**Extract:**
I use a sync.WaitGroup to wait for all goroutines and when they are done I want to print errorList and check if there was any error during the execution.
The list is always empty, even if I add ch <- fmt.Errorf("test") at the end of writeZipFileToLocal and the channel always hangs up.
I am not sure what I am missing here.
1. For the first point, the infinite loop:
Citing from golang language spec:
A receive operation on a closed channel can always proceed
immediately, yielding the element type's zero value after any
previously sent values have been received.
So in this function
func errorChannelWatch(ch chan error, list []error) {
for {
select {
case err := <- ch:
list = append(list, err)
}
}
}
after ch gets closed this turns into an infinite loop adding nil values to list.
Try this instead:
func errorChannelWatch(ch chan error, list []error) {
for err := range ch {
list = append(list, err)
}
}
2. For the second point, why you don't see anything in your error list:
The problem is this call:
errorChannel := make(chan error)
errorList := []error{}
go errorChannelWatch(errorChannel, errorList)
Here you hand errorChannelWatch the errorList as a value. So the slice errorList will not be changed by the function. What is changed, is the underlying array, as long as the append calls don't need to allocate a new one.
To remedy the situation, either hand a slice pointer to errorChannelWatch or rewrite it as a call to a closure, capturing
errorList.
For the first proposed solution, change errorChannelWatch to
func errorChannelWatch(ch chan error, list *[]error) {
for err := range ch {
*list = append(*list, err)
}
}
and the call to
errorChannel := make(chan error)
errorList := []error{}
go errorChannelWatch(errorChannel, &errorList)
For the second proposed solution, just change the call to
errorChannel := make(chan error)
errorList := []error{}
go func() {
for err := range errorChannel {
errorList = append(errorList, err)
}
} ()
3. A minor remark:
One could think, that there is a synchronisation problem here:
fileWaitGroup.Wait()
close(errorChannel)
log.Println(errorList)
How can you be sure, that errorList isn't modified, after the call to close? One could reason, that you can't know, how many values the goroutine errorChannelWatch still has to process.
Your synchronisation seems correct to me, as you do the wg.Done()
after the send to the error channel and so all error values will
be sent, when fileWaitGroup.Wait() returns.
But that can change, if someone later adds a buffering to the error
channel or alters the code.
So I would advise to at least explain the synchronisation in a comment.

[Stored items from a collection]

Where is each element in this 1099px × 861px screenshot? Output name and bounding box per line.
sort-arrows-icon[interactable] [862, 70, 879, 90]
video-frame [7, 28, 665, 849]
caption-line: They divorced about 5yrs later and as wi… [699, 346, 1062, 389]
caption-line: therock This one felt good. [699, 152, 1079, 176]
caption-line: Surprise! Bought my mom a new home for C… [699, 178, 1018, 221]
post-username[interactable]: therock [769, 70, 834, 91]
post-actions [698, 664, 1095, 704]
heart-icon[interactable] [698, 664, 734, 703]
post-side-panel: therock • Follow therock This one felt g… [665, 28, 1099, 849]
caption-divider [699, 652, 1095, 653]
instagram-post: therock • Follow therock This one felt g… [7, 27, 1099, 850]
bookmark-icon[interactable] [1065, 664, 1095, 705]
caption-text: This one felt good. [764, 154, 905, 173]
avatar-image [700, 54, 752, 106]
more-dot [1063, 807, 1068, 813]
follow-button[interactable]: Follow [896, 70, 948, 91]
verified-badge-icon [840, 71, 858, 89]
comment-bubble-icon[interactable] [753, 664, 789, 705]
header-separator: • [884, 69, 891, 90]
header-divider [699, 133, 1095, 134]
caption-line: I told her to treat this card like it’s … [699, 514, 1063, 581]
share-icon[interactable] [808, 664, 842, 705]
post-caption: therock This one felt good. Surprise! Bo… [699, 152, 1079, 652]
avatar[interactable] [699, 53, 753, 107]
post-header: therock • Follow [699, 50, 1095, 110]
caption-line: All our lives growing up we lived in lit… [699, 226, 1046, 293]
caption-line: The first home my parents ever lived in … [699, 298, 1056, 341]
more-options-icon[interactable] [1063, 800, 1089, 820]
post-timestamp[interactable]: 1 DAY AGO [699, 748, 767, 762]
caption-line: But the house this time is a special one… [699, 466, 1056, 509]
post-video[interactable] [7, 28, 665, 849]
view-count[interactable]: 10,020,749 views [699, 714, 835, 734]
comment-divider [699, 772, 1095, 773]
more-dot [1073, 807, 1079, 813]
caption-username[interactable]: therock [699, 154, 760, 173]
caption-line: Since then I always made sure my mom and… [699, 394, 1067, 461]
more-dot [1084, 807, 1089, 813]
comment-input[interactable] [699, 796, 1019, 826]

**Task description:** Reproduce, word for word, the part of the Go channel answer from "Here you hand" to "go errorChannelWatch(errorChannel, &errorList)".

**Problem solution:**
Here you hand errorChannelWatch the errorList as a value. So the slice errorList will not be changed by the function. What is changed, is the underlying array, as long as the append calls don't need to allocate a new one.
To remedy the situation, either hand a slice pointer to errorChannelWatch or rewrite it as a call to a closure, capturing
errorList.
For the first proposed solution, change errorChannelWatch to
func errorChannelWatch(ch chan error, list *[]error) {
for err := range ch {
*list = append(*list, err)
}
}
and the call to
errorChannel := make(chan error)
errorList := []error{}
go errorChannelWatch(errorChannel, &errorList)